[Exercise inputs]
'''
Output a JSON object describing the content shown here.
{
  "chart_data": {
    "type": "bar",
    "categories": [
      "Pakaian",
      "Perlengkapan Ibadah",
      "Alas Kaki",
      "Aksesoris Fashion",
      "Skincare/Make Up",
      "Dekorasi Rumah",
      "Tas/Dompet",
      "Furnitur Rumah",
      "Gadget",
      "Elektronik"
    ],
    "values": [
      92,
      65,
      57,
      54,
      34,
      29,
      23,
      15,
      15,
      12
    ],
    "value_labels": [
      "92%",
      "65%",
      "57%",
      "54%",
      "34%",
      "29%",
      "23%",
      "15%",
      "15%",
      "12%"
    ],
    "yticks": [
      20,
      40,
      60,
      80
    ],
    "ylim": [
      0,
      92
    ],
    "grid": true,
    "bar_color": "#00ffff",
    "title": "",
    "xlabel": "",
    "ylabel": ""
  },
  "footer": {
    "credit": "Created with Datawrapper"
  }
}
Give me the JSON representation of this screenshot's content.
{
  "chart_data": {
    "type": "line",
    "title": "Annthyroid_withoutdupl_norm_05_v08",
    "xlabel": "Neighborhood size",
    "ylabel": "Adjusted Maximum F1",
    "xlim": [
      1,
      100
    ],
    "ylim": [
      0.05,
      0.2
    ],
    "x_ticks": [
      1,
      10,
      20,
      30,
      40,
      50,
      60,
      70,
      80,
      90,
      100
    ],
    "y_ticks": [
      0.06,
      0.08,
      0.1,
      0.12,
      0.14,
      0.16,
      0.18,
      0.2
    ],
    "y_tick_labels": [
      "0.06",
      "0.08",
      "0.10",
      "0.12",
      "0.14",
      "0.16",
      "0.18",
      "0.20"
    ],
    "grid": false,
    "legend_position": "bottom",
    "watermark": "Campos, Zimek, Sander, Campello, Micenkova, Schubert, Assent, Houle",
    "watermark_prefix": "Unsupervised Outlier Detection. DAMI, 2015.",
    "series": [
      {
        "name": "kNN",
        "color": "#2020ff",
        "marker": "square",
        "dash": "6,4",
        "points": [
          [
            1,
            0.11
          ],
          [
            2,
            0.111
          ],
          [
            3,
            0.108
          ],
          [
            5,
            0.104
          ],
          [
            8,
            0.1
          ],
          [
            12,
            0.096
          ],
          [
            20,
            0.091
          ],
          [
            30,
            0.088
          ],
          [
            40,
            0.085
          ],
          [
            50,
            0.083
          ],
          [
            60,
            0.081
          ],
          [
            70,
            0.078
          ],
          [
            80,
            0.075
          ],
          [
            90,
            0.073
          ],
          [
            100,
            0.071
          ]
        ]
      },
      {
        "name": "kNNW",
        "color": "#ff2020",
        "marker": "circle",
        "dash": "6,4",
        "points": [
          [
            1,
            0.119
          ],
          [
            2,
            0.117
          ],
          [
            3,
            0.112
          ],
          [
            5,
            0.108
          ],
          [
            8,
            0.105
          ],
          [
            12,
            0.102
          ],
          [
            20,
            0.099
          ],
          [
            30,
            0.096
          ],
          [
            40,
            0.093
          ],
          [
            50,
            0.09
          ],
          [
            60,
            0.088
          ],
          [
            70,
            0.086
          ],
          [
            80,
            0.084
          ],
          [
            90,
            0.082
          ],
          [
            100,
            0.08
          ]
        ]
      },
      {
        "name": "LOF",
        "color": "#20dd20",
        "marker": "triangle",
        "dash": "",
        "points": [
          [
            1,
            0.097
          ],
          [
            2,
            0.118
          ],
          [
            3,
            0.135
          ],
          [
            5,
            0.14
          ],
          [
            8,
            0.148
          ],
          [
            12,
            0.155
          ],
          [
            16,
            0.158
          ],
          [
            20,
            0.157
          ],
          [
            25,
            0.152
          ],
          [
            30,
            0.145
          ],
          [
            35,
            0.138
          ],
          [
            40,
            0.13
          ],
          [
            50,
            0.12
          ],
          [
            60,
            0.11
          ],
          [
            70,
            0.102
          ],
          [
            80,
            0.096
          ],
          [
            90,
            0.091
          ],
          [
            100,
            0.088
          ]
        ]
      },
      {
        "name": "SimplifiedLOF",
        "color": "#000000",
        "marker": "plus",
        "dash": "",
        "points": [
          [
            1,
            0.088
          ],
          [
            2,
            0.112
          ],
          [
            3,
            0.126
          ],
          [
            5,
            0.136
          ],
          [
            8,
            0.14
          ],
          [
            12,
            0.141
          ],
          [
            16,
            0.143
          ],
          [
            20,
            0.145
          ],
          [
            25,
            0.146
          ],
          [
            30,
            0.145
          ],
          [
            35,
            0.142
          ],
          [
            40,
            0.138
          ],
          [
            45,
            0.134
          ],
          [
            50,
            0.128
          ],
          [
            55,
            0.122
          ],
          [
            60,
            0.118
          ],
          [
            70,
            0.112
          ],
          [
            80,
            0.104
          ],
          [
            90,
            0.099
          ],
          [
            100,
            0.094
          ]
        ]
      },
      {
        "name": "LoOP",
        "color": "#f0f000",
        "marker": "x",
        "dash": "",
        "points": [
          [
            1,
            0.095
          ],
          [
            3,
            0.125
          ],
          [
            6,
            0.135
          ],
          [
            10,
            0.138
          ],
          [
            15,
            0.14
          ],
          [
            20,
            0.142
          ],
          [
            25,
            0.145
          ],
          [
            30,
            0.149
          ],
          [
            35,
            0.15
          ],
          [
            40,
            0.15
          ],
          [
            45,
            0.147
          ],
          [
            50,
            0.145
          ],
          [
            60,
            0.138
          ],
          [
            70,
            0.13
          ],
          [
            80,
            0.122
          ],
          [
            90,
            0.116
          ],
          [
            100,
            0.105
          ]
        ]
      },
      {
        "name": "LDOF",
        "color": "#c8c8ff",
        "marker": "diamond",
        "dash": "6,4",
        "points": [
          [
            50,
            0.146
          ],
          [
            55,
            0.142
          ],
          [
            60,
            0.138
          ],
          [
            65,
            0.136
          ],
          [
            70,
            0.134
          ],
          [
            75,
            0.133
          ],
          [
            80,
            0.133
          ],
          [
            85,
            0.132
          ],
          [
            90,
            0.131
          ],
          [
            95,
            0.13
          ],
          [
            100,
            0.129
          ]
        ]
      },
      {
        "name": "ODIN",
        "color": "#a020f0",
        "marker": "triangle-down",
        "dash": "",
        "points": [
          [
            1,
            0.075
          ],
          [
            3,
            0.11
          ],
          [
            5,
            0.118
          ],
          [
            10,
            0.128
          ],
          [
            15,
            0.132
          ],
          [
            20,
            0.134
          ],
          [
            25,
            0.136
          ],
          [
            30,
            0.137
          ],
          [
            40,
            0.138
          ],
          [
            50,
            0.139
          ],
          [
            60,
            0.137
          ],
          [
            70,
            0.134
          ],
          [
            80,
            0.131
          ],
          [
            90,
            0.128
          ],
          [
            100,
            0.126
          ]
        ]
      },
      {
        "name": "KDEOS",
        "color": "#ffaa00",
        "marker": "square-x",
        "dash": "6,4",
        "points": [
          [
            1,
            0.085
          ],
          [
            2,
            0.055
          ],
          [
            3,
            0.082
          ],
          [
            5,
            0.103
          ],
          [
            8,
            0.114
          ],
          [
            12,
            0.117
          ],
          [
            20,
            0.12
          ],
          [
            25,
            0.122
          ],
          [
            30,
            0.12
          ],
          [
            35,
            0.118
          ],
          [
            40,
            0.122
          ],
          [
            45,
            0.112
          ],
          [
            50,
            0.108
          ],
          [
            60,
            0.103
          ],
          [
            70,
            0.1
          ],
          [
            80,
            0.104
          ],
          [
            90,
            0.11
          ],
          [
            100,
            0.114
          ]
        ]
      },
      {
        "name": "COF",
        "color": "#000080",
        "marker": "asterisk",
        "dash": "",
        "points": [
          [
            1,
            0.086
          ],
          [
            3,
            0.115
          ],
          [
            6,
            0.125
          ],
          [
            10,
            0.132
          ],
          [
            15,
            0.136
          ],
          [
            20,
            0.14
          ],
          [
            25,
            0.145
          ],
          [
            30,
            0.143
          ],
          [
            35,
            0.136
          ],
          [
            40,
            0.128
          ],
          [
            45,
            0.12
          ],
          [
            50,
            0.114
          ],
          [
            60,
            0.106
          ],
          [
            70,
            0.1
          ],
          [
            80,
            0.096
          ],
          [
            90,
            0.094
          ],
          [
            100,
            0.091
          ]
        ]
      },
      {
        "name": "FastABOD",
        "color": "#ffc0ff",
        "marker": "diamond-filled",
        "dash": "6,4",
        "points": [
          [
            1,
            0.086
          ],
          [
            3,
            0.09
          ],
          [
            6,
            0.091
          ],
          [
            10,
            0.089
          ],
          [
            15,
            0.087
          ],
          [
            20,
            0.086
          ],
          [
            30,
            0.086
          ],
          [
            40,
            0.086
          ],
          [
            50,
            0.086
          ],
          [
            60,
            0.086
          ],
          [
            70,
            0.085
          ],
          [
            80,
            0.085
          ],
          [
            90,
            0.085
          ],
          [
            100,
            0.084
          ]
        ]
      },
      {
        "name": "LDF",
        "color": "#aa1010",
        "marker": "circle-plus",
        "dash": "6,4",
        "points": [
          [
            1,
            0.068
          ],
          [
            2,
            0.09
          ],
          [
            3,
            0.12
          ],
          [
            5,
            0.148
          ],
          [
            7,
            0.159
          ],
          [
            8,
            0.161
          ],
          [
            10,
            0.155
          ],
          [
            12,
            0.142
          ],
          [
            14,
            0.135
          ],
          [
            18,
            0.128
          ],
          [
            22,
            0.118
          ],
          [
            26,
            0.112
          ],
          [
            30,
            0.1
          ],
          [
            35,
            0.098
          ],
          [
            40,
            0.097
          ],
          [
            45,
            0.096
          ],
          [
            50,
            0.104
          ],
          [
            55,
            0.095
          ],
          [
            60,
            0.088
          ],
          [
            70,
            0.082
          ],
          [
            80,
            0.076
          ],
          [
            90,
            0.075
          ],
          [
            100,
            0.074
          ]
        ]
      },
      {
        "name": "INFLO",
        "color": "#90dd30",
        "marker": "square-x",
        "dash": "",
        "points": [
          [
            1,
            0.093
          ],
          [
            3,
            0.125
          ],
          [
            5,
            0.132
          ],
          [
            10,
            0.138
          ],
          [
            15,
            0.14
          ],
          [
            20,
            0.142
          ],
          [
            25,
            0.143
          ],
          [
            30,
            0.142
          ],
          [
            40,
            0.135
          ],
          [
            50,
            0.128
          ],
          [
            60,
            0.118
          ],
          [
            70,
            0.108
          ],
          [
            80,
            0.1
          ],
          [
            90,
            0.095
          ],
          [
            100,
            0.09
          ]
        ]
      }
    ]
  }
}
'''
[Problem statement]
Search the preceding listing for "content" and extract every line where it is found.

[Task output]
Output a JSON object describing the content shown here.
Give me the JSON representation of this screenshot's content.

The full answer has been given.